--- Begin DATA IN THIS EXERCISE ---
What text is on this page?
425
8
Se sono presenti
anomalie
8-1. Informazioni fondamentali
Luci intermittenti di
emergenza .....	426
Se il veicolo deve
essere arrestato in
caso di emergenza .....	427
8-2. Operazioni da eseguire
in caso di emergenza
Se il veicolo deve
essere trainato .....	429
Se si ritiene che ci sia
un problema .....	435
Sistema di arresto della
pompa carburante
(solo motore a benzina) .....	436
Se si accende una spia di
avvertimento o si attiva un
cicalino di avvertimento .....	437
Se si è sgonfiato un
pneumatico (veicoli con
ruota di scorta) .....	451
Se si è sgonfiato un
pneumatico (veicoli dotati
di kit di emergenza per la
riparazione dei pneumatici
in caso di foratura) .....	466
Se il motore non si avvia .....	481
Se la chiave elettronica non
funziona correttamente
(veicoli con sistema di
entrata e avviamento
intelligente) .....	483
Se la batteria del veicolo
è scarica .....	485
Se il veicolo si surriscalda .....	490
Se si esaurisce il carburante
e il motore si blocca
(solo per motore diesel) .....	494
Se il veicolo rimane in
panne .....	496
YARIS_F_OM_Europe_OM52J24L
--- End DATA IN THIS EXERCISE ---
■ SET TASK ■
The records above should be returned exactly.

■ ANSWER TO THE PROBLEM ■
What text is on this page?
425
8
Se sono presenti
anomalie
8-1. Informazioni fondamentali
Luci intermittenti di
emergenza .....	426
Se il veicolo deve
essere arrestato in
caso di emergenza .....	427
8-2. Operazioni da eseguire
in caso di emergenza
Se il veicolo deve
essere trainato .....	429
Se si ritiene che ci sia
un problema .....	435
Sistema di arresto della
pompa carburante
(solo motore a benzina) .....	436
Se si accende una spia di
avvertimento o si attiva un
cicalino di avvertimento .....	437
Se si è sgonfiato un
pneumatico (veicoli con
ruota di scorta) .....	451
Se si è sgonfiato un
pneumatico (veicoli dotati
di kit di emergenza per la
riparazione dei pneumatici
in caso di foratura) .....	466
Se il motore non si avvia .....	481
Se la chiave elettronica non
funziona correttamente
(veicoli con sistema di
entrata e avviamento
intelligente) .....	483
Se la batteria del veicolo
è scarica .....	485
Se il veicolo si surriscalda .....	490
Se si esaurisce il carburante
e il motore si blocca
(solo per motore diesel) .....	494
Se il veicolo rimane in
panne .....	496
YARIS_F_OM_Europe_OM52J24L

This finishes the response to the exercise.